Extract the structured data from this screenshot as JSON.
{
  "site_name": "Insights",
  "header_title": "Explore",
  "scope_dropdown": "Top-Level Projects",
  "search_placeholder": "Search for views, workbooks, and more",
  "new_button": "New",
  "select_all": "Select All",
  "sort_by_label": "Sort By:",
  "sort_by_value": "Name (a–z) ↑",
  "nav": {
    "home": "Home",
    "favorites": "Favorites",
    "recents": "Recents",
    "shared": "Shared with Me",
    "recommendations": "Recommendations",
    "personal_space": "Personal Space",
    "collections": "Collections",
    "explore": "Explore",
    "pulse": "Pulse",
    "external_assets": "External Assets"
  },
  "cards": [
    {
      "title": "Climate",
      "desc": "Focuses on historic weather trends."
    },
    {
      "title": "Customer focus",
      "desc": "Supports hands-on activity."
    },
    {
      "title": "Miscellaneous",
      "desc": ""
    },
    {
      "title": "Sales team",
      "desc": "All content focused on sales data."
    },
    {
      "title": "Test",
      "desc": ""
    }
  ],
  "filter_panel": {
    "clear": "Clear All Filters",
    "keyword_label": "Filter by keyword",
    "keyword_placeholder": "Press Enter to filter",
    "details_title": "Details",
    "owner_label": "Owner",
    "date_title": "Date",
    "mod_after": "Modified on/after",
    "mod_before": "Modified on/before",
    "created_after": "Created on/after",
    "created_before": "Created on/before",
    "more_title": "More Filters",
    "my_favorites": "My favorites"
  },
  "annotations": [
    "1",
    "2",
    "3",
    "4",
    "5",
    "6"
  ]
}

#### Task details
Using the records above, find and show each line with the string "Modified".

#### Task answer
    "mod_after": "Modified on/after",
    "mod_before": "Modified on/before",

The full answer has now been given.